SHORT EXERCISE :: Return each line of the data below verbatim; pictures are to be left out.

Extracted records ::
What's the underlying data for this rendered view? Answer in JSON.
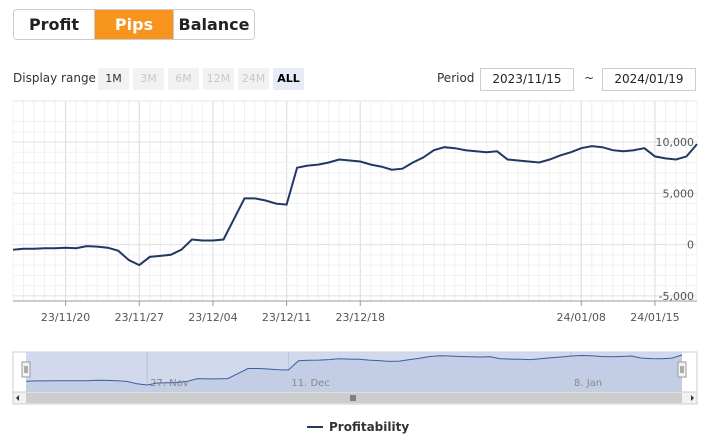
{
  "tabs": [
    {
      "label": "Profit"
    },
    {
      "label": "Pips"
    },
    {
      "label": "Balance"
    }
  ],
  "controls": {
    "display_range_label": "Display range",
    "ranges": [
      "1M",
      "3M",
      "6M",
      "12M",
      "24M",
      "ALL"
    ],
    "period_label": "Period",
    "period_from": "2023/11/15",
    "period_separator": "~",
    "period_to": "2024/01/19"
  },
  "colors": {
    "active_tab": "#f7941d",
    "series_line": "#1f3864",
    "navigator_fill": "#cdd5ea"
  },
  "chart_data": {
    "type": "line",
    "title": "",
    "xlabel": "",
    "ylabel": "",
    "ylim": [
      -5500,
      14000
    ],
    "y_ticks": [
      -5000,
      0,
      5000,
      10000
    ],
    "y_tick_labels": [
      "-5,000",
      "0",
      "5,000",
      "10,000"
    ],
    "x_tick_labels": [
      "23/11/20",
      "23/11/27",
      "23/12/04",
      "23/12/11",
      "23/12/18",
      "24/01/08",
      "24/01/15"
    ],
    "navigator_labels": [
      "27. Nov",
      "11. Dec",
      "8. Jan"
    ],
    "grid": true,
    "legend_position": "bottom-center",
    "series": [
      {
        "name": "Profitability",
        "x": [
          "2023-11-15",
          "2023-11-16",
          "2023-11-17",
          "2023-11-18",
          "2023-11-19",
          "2023-11-20",
          "2023-11-21",
          "2023-11-22",
          "2023-11-23",
          "2023-11-24",
          "2023-11-25",
          "2023-11-26",
          "2023-11-27",
          "2023-11-28",
          "2023-11-29",
          "2023-11-30",
          "2023-12-01",
          "2023-12-02",
          "2023-12-03",
          "2023-12-04",
          "2023-12-05",
          "2023-12-06",
          "2023-12-07",
          "2023-12-08",
          "2023-12-09",
          "2023-12-10",
          "2023-12-11",
          "2023-12-12",
          "2023-12-13",
          "2023-12-14",
          "2023-12-15",
          "2023-12-16",
          "2023-12-17",
          "2023-12-18",
          "2023-12-19",
          "2023-12-20",
          "2023-12-21",
          "2023-12-22",
          "2023-12-23",
          "2023-12-24",
          "2023-12-25",
          "2023-12-26",
          "2023-12-27",
          "2023-12-28",
          "2023-12-29",
          "2023-12-30",
          "2023-12-31",
          "2024-01-01",
          "2024-01-02",
          "2024-01-03",
          "2024-01-04",
          "2024-01-05",
          "2024-01-06",
          "2024-01-07",
          "2024-01-08",
          "2024-01-09",
          "2024-01-10",
          "2024-01-11",
          "2024-01-12",
          "2024-01-13",
          "2024-01-14",
          "2024-01-15",
          "2024-01-16",
          "2024-01-17",
          "2024-01-18",
          "2024-01-19"
        ],
        "values": [
          -500,
          -400,
          -400,
          -350,
          -350,
          -300,
          -350,
          -150,
          -200,
          -300,
          -600,
          -1500,
          -2000,
          -1200,
          -1100,
          -1000,
          -500,
          500,
          400,
          400,
          500,
          2500,
          4500,
          4500,
          4300,
          4000,
          3900,
          7500,
          7700,
          7800,
          8000,
          8300,
          8200,
          8100,
          7800,
          7600,
          7300,
          7400,
          8000,
          8500,
          9200,
          9500,
          9400,
          9200,
          9100,
          9000,
          9100,
          8300,
          8200,
          8100,
          8000,
          8300,
          8700,
          9000,
          9400,
          9600,
          9500,
          9200,
          9100,
          9200,
          9400,
          8600,
          8400,
          8300,
          8600,
          9800
        ]
      }
    ]
  }
}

FINISHED ANSWER ::
What's the underlying data for this rendered view? Answer in JSON.
{
  "tabs": [
    {
      "label": "Profit"
    },
    {
      "label": "Pips"
    },
    {
      "label": "Balance"
    }
  ],
  "controls": {
    "display_range_label": "Display range",
    "ranges": [
      "1M",
      "3M",
      "6M",
      "12M",
      "24M",
      "ALL"
    ],
    "period_label": "Period",
    "period_from": "2023/11/15",
    "period_separator": "~",
    "period_to": "2024/01/19"
  },
  "colors": {
    "active_tab": "#f7941d",
    "series_line": "#1f3864",
    "navigator_fill": "#cdd5ea"
  },
  "chart_data": {
    "type": "line",
    "title": "",
    "xlabel": "",
    "ylabel": "",
    "ylim": [
      -5500,
      14000
    ],
    "y_ticks": [
      -5000,
      0,
      5000,
      10000
    ],
    "y_tick_labels": [
      "-5,000",
      "0",
      "5,000",
      "10,000"
    ],
    "x_tick_labels": [
      "23/11/20",
      "23/11/27",
      "23/12/04",
      "23/12/11",
      "23/12/18",
      "24/01/08",
      "24/01/15"
    ],
    "navigator_labels": [
      "27. Nov",
      "11. Dec",
      "8. Jan"
    ],
    "grid": true,
    "legend_position": "bottom-center",
    "series": [
      {
        "name": "Profitability",
        "x": [
          "2023-11-15",
          "2023-11-16",
          "2023-11-17",
          "2023-11-18",
          "2023-11-19",
          "2023-11-20",
          "2023-11-21",
          "2023-11-22",
          "2023-11-23",
          "2023-11-24",
          "2023-11-25",
          "2023-11-26",
          "2023-11-27",
          "2023-11-28",
          "2023-11-29",
          "2023-11-30",
          "2023-12-01",
          "2023-12-02",
          "2023-12-03",
          "2023-12-04",
          "2023-12-05",
          "2023-12-06",
          "2023-12-07",
          "2023-12-08",
          "2023-12-09",
          "2023-12-10",
          "2023-12-11",
          "2023-12-12",
          "2023-12-13",
          "2023-12-14",
          "2023-12-15",
          "2023-12-16",
          "2023-12-17",
          "2023-12-18",
          "2023-12-19",
          "2023-12-20",
          "2023-12-21",
          "2023-12-22",
          "2023-12-23",
          "2023-12-24",
          "2023-12-25",
          "2023-12-26",
          "2023-12-27",
          "2023-12-28",
          "2023-12-29",
          "2023-12-30",
          "2023-12-31",
          "2024-01-01",
          "2024-01-02",
          "2024-01-03",
          "2024-01-04",
          "2024-01-05",
          "2024-01-06",
          "2024-01-07",
          "2024-01-08",
          "2024-01-09",
          "2024-01-10",
          "2024-01-11",
          "2024-01-12",
          "2024-01-13",
          "2024-01-14",
          "2024-01-15",
          "2024-01-16",
          "2024-01-17",
          "2024-01-18",
          "2024-01-19"
        ],
        "values": [
          -500,
          -400,
          -400,
          -350,
          -350,
          -300,
          -350,
          -150,
          -200,
          -300,
          -600,
          -1500,
          -2000,
          -1200,
          -1100,
          -1000,
          -500,
          500,
          400,
          400,
          500,
          2500,
          4500,
          4500,
          4300,
          4000,
          3900,
          7500,
          7700,
          7800,
          8000,
          8300,
          8200,
          8100,
          7800,
          7600,
          7300,
          7400,
          8000,
          8500,
          9200,
          9500,
          9400,
          9200,
          9100,
          9000,
          9100,
          8300,
          8200,
          8100,
          8000,
          8300,
          8700,
          9000,
          9400,
          9600,
          9500,
          9200,
          9100,
          9200,
          9400,
          8600,
          8400,
          8300,
          8600,
          9800
        ]
      }
    ]
  }
}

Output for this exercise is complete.